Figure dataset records
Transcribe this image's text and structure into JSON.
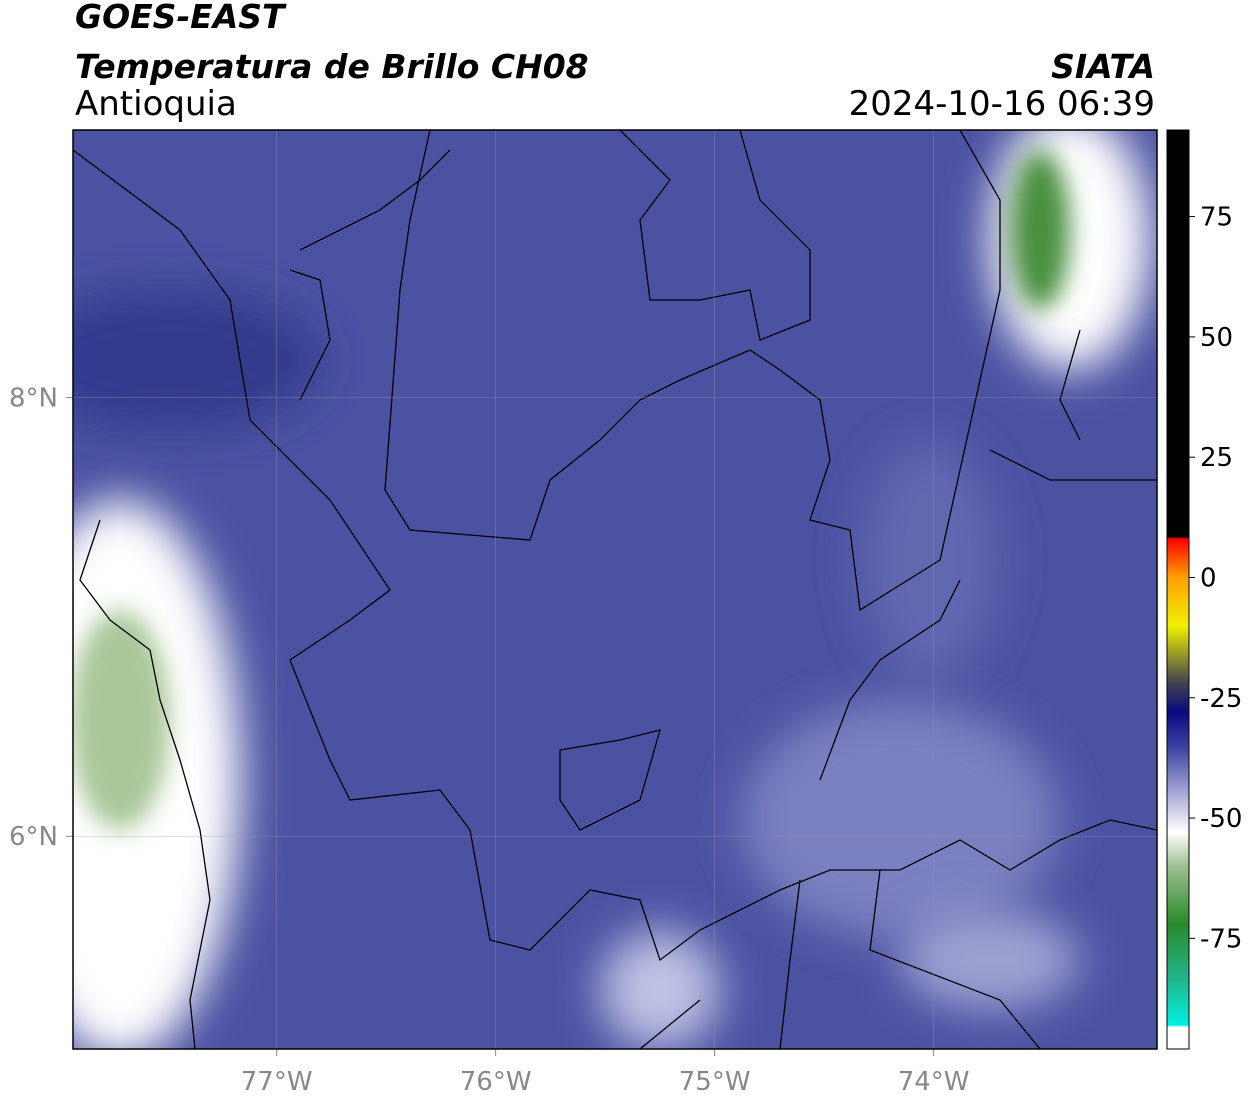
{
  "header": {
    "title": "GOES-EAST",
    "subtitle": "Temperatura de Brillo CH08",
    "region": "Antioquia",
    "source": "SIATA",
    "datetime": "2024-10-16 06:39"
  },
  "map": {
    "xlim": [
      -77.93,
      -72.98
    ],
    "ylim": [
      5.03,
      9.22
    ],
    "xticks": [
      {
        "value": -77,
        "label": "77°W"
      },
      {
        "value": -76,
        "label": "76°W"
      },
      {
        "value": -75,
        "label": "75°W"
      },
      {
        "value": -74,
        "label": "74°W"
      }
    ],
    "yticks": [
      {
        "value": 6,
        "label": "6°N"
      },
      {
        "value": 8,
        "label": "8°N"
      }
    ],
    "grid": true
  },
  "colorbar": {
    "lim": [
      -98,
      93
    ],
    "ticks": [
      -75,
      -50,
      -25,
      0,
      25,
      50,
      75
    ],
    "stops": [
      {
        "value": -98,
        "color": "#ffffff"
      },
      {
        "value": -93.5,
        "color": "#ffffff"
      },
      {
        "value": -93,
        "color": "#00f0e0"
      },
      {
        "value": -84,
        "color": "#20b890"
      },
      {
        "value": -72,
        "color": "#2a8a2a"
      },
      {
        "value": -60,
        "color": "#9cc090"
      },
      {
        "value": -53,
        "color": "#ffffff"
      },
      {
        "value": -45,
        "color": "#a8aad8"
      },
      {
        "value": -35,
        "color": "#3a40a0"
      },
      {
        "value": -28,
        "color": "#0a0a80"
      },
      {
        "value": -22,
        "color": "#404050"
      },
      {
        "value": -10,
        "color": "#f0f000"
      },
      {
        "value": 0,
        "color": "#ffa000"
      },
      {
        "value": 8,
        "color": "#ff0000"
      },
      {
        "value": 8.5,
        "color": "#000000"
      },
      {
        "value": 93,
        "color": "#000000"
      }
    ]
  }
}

### [STATED TASK]
Quote the records above in full, dropping each picture.

### [CORRECT RESPONSE]
Transcribe this image's text and structure into JSON.
{
  "header": {
    "title": "GOES-EAST",
    "subtitle": "Temperatura de Brillo CH08",
    "region": "Antioquia",
    "source": "SIATA",
    "datetime": "2024-10-16 06:39"
  },
  "map": {
    "xlim": [
      -77.93,
      -72.98
    ],
    "ylim": [
      5.03,
      9.22
    ],
    "xticks": [
      {
        "value": -77,
        "label": "77°W"
      },
      {
        "value": -76,
        "label": "76°W"
      },
      {
        "value": -75,
        "label": "75°W"
      },
      {
        "value": -74,
        "label": "74°W"
      }
    ],
    "yticks": [
      {
        "value": 6,
        "label": "6°N"
      },
      {
        "value": 8,
        "label": "8°N"
      }
    ],
    "grid": true
  },
  "colorbar": {
    "lim": [
      -98,
      93
    ],
    "ticks": [
      -75,
      -50,
      -25,
      0,
      25,
      50,
      75
    ],
    "stops": [
      {
        "value": -98,
        "color": "#ffffff"
      },
      {
        "value": -93.5,
        "color": "#ffffff"
      },
      {
        "value": -93,
        "color": "#00f0e0"
      },
      {
        "value": -84,
        "color": "#20b890"
      },
      {
        "value": -72,
        "color": "#2a8a2a"
      },
      {
        "value": -60,
        "color": "#9cc090"
      },
      {
        "value": -53,
        "color": "#ffffff"
      },
      {
        "value": -45,
        "color": "#a8aad8"
      },
      {
        "value": -35,
        "color": "#3a40a0"
      },
      {
        "value": -28,
        "color": "#0a0a80"
      },
      {
        "value": -22,
        "color": "#404050"
      },
      {
        "value": -10,
        "color": "#f0f000"
      },
      {
        "value": 0,
        "color": "#ffa000"
      },
      {
        "value": 8,
        "color": "#ff0000"
      },
      {
        "value": 8.5,
        "color": "#000000"
      },
      {
        "value": 93,
        "color": "#000000"
      }
    ]
  }
}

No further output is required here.